[INSTRUCTION] The data below is to be returned in full and exactly.

[TASK INPUTS]
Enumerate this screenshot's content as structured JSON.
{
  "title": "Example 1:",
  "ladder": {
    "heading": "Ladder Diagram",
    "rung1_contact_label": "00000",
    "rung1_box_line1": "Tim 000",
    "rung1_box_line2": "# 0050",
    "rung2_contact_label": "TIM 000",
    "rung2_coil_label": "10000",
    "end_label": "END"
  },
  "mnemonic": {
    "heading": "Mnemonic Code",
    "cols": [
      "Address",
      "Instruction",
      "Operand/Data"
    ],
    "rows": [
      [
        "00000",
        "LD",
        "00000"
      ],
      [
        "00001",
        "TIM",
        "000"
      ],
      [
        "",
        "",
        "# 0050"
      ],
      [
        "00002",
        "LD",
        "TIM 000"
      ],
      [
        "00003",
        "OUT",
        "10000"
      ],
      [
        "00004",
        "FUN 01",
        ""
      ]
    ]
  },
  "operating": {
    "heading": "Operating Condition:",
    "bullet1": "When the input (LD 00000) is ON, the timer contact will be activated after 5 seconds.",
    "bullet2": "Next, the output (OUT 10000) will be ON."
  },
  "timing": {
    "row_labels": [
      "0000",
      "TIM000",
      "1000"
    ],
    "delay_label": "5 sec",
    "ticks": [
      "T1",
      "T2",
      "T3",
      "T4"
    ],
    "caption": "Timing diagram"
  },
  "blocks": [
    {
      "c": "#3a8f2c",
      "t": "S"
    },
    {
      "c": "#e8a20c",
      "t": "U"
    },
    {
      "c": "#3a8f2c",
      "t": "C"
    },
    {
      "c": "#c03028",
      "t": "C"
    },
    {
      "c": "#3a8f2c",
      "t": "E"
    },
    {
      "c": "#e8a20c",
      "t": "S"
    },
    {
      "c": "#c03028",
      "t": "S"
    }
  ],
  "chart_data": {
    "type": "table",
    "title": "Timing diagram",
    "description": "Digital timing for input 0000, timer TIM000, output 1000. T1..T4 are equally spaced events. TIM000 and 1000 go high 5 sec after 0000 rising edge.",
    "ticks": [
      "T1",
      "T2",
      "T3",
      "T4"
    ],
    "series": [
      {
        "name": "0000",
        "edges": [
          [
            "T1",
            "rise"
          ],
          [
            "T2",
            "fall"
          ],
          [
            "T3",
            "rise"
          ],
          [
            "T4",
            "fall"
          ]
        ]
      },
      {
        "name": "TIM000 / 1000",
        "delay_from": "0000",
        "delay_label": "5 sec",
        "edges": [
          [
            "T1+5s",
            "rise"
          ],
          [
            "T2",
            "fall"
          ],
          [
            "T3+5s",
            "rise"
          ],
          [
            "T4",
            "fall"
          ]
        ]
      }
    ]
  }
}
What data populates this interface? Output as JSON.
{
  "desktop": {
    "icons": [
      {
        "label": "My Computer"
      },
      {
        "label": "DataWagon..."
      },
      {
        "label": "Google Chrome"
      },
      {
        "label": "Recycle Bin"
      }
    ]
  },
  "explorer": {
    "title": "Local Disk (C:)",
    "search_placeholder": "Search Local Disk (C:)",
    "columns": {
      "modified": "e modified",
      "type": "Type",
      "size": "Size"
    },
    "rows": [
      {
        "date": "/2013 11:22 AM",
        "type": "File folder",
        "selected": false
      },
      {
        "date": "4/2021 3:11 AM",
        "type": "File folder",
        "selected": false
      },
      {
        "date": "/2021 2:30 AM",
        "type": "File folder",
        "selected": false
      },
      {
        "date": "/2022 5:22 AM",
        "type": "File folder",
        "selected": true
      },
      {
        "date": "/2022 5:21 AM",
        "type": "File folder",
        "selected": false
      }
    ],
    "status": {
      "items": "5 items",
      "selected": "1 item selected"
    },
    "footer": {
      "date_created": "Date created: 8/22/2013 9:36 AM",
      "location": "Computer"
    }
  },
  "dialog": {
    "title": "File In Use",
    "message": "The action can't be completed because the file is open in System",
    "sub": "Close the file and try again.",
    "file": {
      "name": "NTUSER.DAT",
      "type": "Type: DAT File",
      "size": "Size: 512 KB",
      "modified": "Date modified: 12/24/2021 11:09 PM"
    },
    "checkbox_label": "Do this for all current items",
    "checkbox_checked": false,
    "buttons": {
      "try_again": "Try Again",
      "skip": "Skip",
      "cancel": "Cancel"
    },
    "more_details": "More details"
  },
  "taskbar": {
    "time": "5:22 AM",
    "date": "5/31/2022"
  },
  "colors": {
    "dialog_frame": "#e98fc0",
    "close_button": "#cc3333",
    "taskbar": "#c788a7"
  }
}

[ANSWER TO THIS EXERCISE]
Enumerate this screenshot's content as structured JSON.
{
  "title": "Example 1:",
  "ladder": {
    "heading": "Ladder Diagram",
    "rung1_contact_label": "00000",
    "rung1_box_line1": "Tim 000",
    "rung1_box_line2": "# 0050",
    "rung2_contact_label": "TIM 000",
    "rung2_coil_label": "10000",
    "end_label": "END"
  },
  "mnemonic": {
    "heading": "Mnemonic Code",
    "cols": [
      "Address",
      "Instruction",
      "Operand/Data"
    ],
    "rows": [
      [
        "00000",
        "LD",
        "00000"
      ],
      [
        "00001",
        "TIM",
        "000"
      ],
      [
        "",
        "",
        "# 0050"
      ],
      [
        "00002",
        "LD",
        "TIM 000"
      ],
      [
        "00003",
        "OUT",
        "10000"
      ],
      [
        "00004",
        "FUN 01",
        ""
      ]
    ]
  },
  "operating": {
    "heading": "Operating Condition:",
    "bullet1": "When the input (LD 00000) is ON, the timer contact will be activated after 5 seconds.",
    "bullet2": "Next, the output (OUT 10000) will be ON."
  },
  "timing": {
    "row_labels": [
      "0000",
      "TIM000",
      "1000"
    ],
    "delay_label": "5 sec",
    "ticks": [
      "T1",
      "T2",
      "T3",
      "T4"
    ],
    "caption": "Timing diagram"
  },
  "blocks": [
    {
      "c": "#3a8f2c",
      "t": "S"
    },
    {
      "c": "#e8a20c",
      "t": "U"
    },
    {
      "c": "#3a8f2c",
      "t": "C"
    },
    {
      "c": "#c03028",
      "t": "C"
    },
    {
      "c": "#3a8f2c",
      "t": "E"
    },
    {
      "c": "#e8a20c",
      "t": "S"
    },
    {
      "c": "#c03028",
      "t": "S"
    }
  ],
  "chart_data": {
    "type": "table",
    "title": "Timing diagram",
    "description": "Digital timing for input 0000, timer TIM000, output 1000. T1..T4 are equally spaced events. TIM000 and 1000 go high 5 sec after 0000 rising edge.",
    "ticks": [
      "T1",
      "T2",
      "T3",
      "T4"
    ],
    "series": [
      {
        "name": "0000",
        "edges": [
          [
            "T1",
            "rise"
          ],
          [
            "T2",
            "fall"
          ],
          [
            "T3",
            "rise"
          ],
          [
            "T4",
            "fall"
          ]
        ]
      },
      {
        "name": "TIM000 / 1000",
        "delay_from": "0000",
        "delay_label": "5 sec",
        "edges": [
          [
            "T1+5s",
            "rise"
          ],
          [
            "T2",
            "fall"
          ],
          [
            "T3+5s",
            "rise"
          ],
          [
            "T4",
            "fall"
          ]
        ]
      }
    ]
  }
}
What data populates this interface? Output as JSON.
{
  "desktop": {
    "icons": [
      {
        "label": "My Computer"
      },
      {
        "label": "DataWagon..."
      },
      {
        "label": "Google Chrome"
      },
      {
        "label": "Recycle Bin"
      }
    ]
  },
  "explorer": {
    "title": "Local Disk (C:)",
    "search_placeholder": "Search Local Disk (C:)",
    "columns": {
      "modified": "e modified",
      "type": "Type",
      "size": "Size"
    },
    "rows": [
      {
        "date": "/2013 11:22 AM",
        "type": "File folder",
        "selected": false
      },
      {
        "date": "4/2021 3:11 AM",
        "type": "File folder",
        "selected": false
      },
      {
        "date": "/2021 2:30 AM",
        "type": "File folder",
        "selected": false
      },
      {
        "date": "/2022 5:22 AM",
        "type": "File folder",
        "selected": true
      },
      {
        "date": "/2022 5:21 AM",
        "type": "File folder",
        "selected": false
      }
    ],
    "status": {
      "items": "5 items",
      "selected": "1 item selected"
    },
    "footer": {
      "date_created": "Date created: 8/22/2013 9:36 AM",
      "location": "Computer"
    }
  },
  "dialog": {
    "title": "File In Use",
    "message": "The action can't be completed because the file is open in System",
    "sub": "Close the file and try again.",
    "file": {
      "name": "NTUSER.DAT",
      "type": "Type: DAT File",
      "size": "Size: 512 KB",
      "modified": "Date modified: 12/24/2021 11:09 PM"
    },
    "checkbox_label": "Do this for all current items",
    "checkbox_checked": false,
    "buttons": {
      "try_again": "Try Again",
      "skip": "Skip",
      "cancel": "Cancel"
    },
    "more_details": "More details"
  },
  "taskbar": {
    "time": "5:22 AM",
    "date": "5/31/2022"
  },
  "colors": {
    "dialog_frame": "#e98fc0",
    "close_button": "#cc3333",
    "taskbar": "#c788a7"
  }
}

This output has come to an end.